(OBJECTIVE) Spot each line in the records below where the word "Cobalt" occurs, then copy it.

----

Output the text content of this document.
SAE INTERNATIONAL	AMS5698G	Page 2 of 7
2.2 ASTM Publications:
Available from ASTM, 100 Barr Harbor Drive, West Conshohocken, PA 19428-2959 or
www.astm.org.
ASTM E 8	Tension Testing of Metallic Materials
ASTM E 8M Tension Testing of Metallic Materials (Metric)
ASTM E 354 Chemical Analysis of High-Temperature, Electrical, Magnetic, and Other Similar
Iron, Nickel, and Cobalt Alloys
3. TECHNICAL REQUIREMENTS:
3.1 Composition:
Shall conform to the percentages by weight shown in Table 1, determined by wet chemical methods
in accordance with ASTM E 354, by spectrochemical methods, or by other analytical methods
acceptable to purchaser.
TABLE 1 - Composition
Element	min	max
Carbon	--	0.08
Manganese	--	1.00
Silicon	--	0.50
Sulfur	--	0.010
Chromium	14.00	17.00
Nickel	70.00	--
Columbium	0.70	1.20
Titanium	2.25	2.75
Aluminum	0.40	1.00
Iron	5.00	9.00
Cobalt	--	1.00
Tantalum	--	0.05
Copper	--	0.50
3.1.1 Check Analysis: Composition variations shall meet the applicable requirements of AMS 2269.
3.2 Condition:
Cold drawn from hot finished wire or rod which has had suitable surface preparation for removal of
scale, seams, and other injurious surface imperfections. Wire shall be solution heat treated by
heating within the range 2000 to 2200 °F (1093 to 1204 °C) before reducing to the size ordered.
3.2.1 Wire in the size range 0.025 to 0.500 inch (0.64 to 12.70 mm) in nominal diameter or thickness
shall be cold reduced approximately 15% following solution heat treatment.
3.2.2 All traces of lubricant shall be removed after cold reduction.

----

(PROBLEM SOLUTION)
Iron, Nickel, and Cobalt Alloys
Cobalt	--	1.00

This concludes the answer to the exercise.